» INSTRUCTIONS FOR THE TASK: Please transcribe the data that follows without the pictures, keeping every word the same.

========

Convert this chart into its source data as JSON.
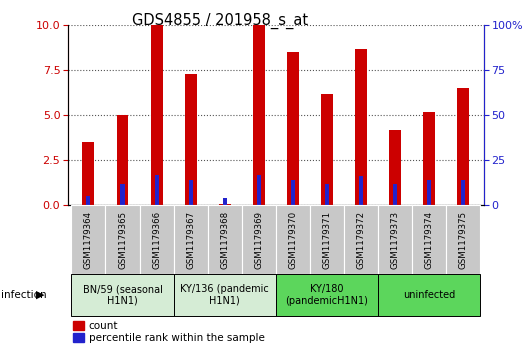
{
  "title": "GDS4855 / 201958_s_at",
  "samples": [
    "GSM1179364",
    "GSM1179365",
    "GSM1179366",
    "GSM1179367",
    "GSM1179368",
    "GSM1179369",
    "GSM1179370",
    "GSM1179371",
    "GSM1179372",
    "GSM1179373",
    "GSM1179374",
    "GSM1179375"
  ],
  "count_values": [
    3.5,
    5.0,
    10.0,
    7.3,
    0.05,
    10.0,
    8.5,
    6.2,
    8.7,
    4.2,
    5.2,
    6.5
  ],
  "percentile_values": [
    5,
    12,
    17,
    14,
    4,
    17,
    14,
    12,
    16,
    12,
    14,
    14
  ],
  "ylim_left": [
    0,
    10
  ],
  "ylim_right": [
    0,
    100
  ],
  "yticks_left": [
    0,
    2.5,
    5.0,
    7.5,
    10
  ],
  "yticks_right": [
    0,
    25,
    50,
    75,
    100
  ],
  "bar_color_red": "#cc0000",
  "bar_color_blue": "#2222cc",
  "groups": [
    {
      "label": "BN/59 (seasonal\nH1N1)",
      "start": 0,
      "end": 3,
      "color": "#d5ecd5"
    },
    {
      "label": "KY/136 (pandemic\nH1N1)",
      "start": 3,
      "end": 6,
      "color": "#d5ecd5"
    },
    {
      "label": "KY/180\n(pandemicH1N1)",
      "start": 6,
      "end": 9,
      "color": "#5cd65c"
    },
    {
      "label": "uninfected",
      "start": 9,
      "end": 12,
      "color": "#5cd65c"
    }
  ],
  "infection_label": "infection",
  "legend_count": "count",
  "legend_percentile": "percentile rank within the sample",
  "grid_color": "#555555",
  "left_axis_color": "#cc0000",
  "right_axis_color": "#2222cc",
  "tick_bg_color": "#c8c8c8"
}
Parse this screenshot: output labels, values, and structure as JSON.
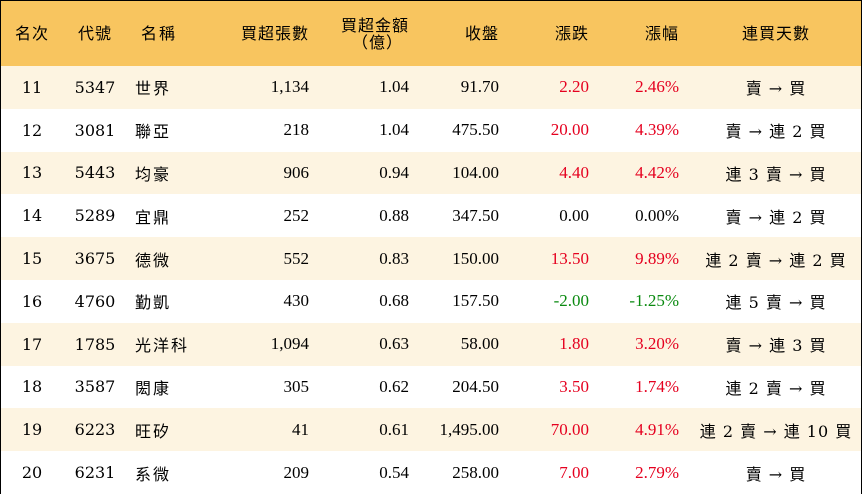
{
  "headers": {
    "rank": "名次",
    "code": "代號",
    "name": "名稱",
    "net_buy_lots": "買超張數",
    "net_buy_amount_line1": "買超金額",
    "net_buy_amount_line2": "（億）",
    "close": "收盤",
    "change": "漲跌",
    "change_pct": "漲幅",
    "streak": "連買天數"
  },
  "rows": [
    {
      "rank": "11",
      "code": "5347",
      "name": "世界",
      "lots": "1,134",
      "amount": "1.04",
      "close": "91.70",
      "change": "2.20",
      "pct": "2.46%",
      "dir": "up",
      "streak": "賣 → 買"
    },
    {
      "rank": "12",
      "code": "3081",
      "name": "聯亞",
      "lots": "218",
      "amount": "1.04",
      "close": "475.50",
      "change": "20.00",
      "pct": "4.39%",
      "dir": "up",
      "streak": "賣 → 連 2 買"
    },
    {
      "rank": "13",
      "code": "5443",
      "name": "均豪",
      "lots": "906",
      "amount": "0.94",
      "close": "104.00",
      "change": "4.40",
      "pct": "4.42%",
      "dir": "up",
      "streak": "連 3 賣 → 買"
    },
    {
      "rank": "14",
      "code": "5289",
      "name": "宜鼎",
      "lots": "252",
      "amount": "0.88",
      "close": "347.50",
      "change": "0.00",
      "pct": "0.00%",
      "dir": "flat",
      "streak": "賣 → 連 2 買"
    },
    {
      "rank": "15",
      "code": "3675",
      "name": "德微",
      "lots": "552",
      "amount": "0.83",
      "close": "150.00",
      "change": "13.50",
      "pct": "9.89%",
      "dir": "up",
      "streak": "連 2 賣 → 連 2 買"
    },
    {
      "rank": "16",
      "code": "4760",
      "name": "勤凱",
      "lots": "430",
      "amount": "0.68",
      "close": "157.50",
      "change": "-2.00",
      "pct": "-1.25%",
      "dir": "down",
      "streak": "連 5 賣 → 買"
    },
    {
      "rank": "17",
      "code": "1785",
      "name": "光洋科",
      "lots": "1,094",
      "amount": "0.63",
      "close": "58.00",
      "change": "1.80",
      "pct": "3.20%",
      "dir": "up",
      "streak": "賣 → 連 3 買"
    },
    {
      "rank": "18",
      "code": "3587",
      "name": "閎康",
      "lots": "305",
      "amount": "0.62",
      "close": "204.50",
      "change": "3.50",
      "pct": "1.74%",
      "dir": "up",
      "streak": "連 2 賣 → 買"
    },
    {
      "rank": "19",
      "code": "6223",
      "name": "旺矽",
      "lots": "41",
      "amount": "0.61",
      "close": "1,495.00",
      "change": "70.00",
      "pct": "4.91%",
      "dir": "up",
      "streak": "連 2 賣 → 連 10 買"
    },
    {
      "rank": "20",
      "code": "6231",
      "name": "系微",
      "lots": "209",
      "amount": "0.54",
      "close": "258.00",
      "change": "7.00",
      "pct": "2.79%",
      "dir": "up",
      "streak": "賣 → 買"
    }
  ],
  "colors": {
    "header_bg": "#F8C55F",
    "odd_row_bg": "#FDF4E1",
    "up": "#E5001F",
    "down": "#0A8A10"
  }
}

========

» WRITTEN SOLUTION:
Convert this chart into its source data as JSON.
{
  "title": "GDS4855 / 201958_s_at",
  "samples": [
    "GSM1179364",
    "GSM1179365",
    "GSM1179366",
    "GSM1179367",
    "GSM1179368",
    "GSM1179369",
    "GSM1179370",
    "GSM1179371",
    "GSM1179372",
    "GSM1179373",
    "GSM1179374",
    "GSM1179375"
  ],
  "count_values": [
    3.5,
    5.0,
    10.0,
    7.3,
    0.05,
    10.0,
    8.5,
    6.2,
    8.7,
    4.2,
    5.2,
    6.5
  ],
  "percentile_values": [
    5,
    12,
    17,
    14,
    4,
    17,
    14,
    12,
    16,
    12,
    14,
    14
  ],
  "ylim_left": [
    0,
    10
  ],
  "ylim_right": [
    0,
    100
  ],
  "yticks_left": [
    0,
    2.5,
    5.0,
    7.5,
    10
  ],
  "yticks_right": [
    0,
    25,
    50,
    75,
    100
  ],
  "bar_color_red": "#cc0000",
  "bar_color_blue": "#2222cc",
  "groups": [
    {
      "label": "BN/59 (seasonal\nH1N1)",
      "start": 0,
      "end": 3,
      "color": "#d5ecd5"
    },
    {
      "label": "KY/136 (pandemic\nH1N1)",
      "start": 3,
      "end": 6,
      "color": "#d5ecd5"
    },
    {
      "label": "KY/180\n(pandemicH1N1)",
      "start": 6,
      "end": 9,
      "color": "#5cd65c"
    },
    {
      "label": "uninfected",
      "start": 9,
      "end": 12,
      "color": "#5cd65c"
    }
  ],
  "infection_label": "infection",
  "legend_count": "count",
  "legend_percentile": "percentile rank within the sample",
  "grid_color": "#555555",
  "left_axis_color": "#cc0000",
  "right_axis_color": "#2222cc",
  "tick_bg_color": "#c8c8c8"
}
Parse this screenshot: output labels, values, and structure as JSON.
{
  "headers": {
    "rank": "名次",
    "code": "代號",
    "name": "名稱",
    "net_buy_lots": "買超張數",
    "net_buy_amount_line1": "買超金額",
    "net_buy_amount_line2": "（億）",
    "close": "收盤",
    "change": "漲跌",
    "change_pct": "漲幅",
    "streak": "連買天數"
  },
  "rows": [
    {
      "rank": "11",
      "code": "5347",
      "name": "世界",
      "lots": "1,134",
      "amount": "1.04",
      "close": "91.70",
      "change": "2.20",
      "pct": "2.46%",
      "dir": "up",
      "streak": "賣 → 買"
    },
    {
      "rank": "12",
      "code": "3081",
      "name": "聯亞",
      "lots": "218",
      "amount": "1.04",
      "close": "475.50",
      "change": "20.00",
      "pct": "4.39%",
      "dir": "up",
      "streak": "賣 → 連 2 買"
    },
    {
      "rank": "13",
      "code": "5443",
      "name": "均豪",
      "lots": "906",
      "amount": "0.94",
      "close": "104.00",
      "change": "4.40",
      "pct": "4.42%",
      "dir": "up",
      "streak": "連 3 賣 → 買"
    },
    {
      "rank": "14",
      "code": "5289",
      "name": "宜鼎",
      "lots": "252",
      "amount": "0.88",
      "close": "347.50",
      "change": "0.00",
      "pct": "0.00%",
      "dir": "flat",
      "streak": "賣 → 連 2 買"
    },
    {
      "rank": "15",
      "code": "3675",
      "name": "德微",
      "lots": "552",
      "amount": "0.83",
      "close": "150.00",
      "change": "13.50",
      "pct": "9.89%",
      "dir": "up",
      "streak": "連 2 賣 → 連 2 買"
    },
    {
      "rank": "16",
      "code": "4760",
      "name": "勤凱",
      "lots": "430",
      "amount": "0.68",
      "close": "157.50",
      "change": "-2.00",
      "pct": "-1.25%",
      "dir": "down",
      "streak": "連 5 賣 → 買"
    },
    {
      "rank": "17",
      "code": "1785",
      "name": "光洋科",
      "lots": "1,094",
      "amount": "0.63",
      "close": "58.00",
      "change": "1.80",
      "pct": "3.20%",
      "dir": "up",
      "streak": "賣 → 連 3 買"
    },
    {
      "rank": "18",
      "code": "3587",
      "name": "閎康",
      "lots": "305",
      "amount": "0.62",
      "close": "204.50",
      "change": "3.50",
      "pct": "1.74%",
      "dir": "up",
      "streak": "連 2 賣 → 買"
    },
    {
      "rank": "19",
      "code": "6223",
      "name": "旺矽",
      "lots": "41",
      "amount": "0.61",
      "close": "1,495.00",
      "change": "70.00",
      "pct": "4.91%",
      "dir": "up",
      "streak": "連 2 賣 → 連 10 買"
    },
    {
      "rank": "20",
      "code": "6231",
      "name": "系微",
      "lots": "209",
      "amount": "0.54",
      "close": "258.00",
      "change": "7.00",
      "pct": "2.79%",
      "dir": "up",
      "streak": "賣 → 買"
    }
  ],
  "colors": {
    "header_bg": "#F8C55F",
    "odd_row_bg": "#FDF4E1",
    "up": "#E5001F",
    "down": "#0A8A10"
  }
}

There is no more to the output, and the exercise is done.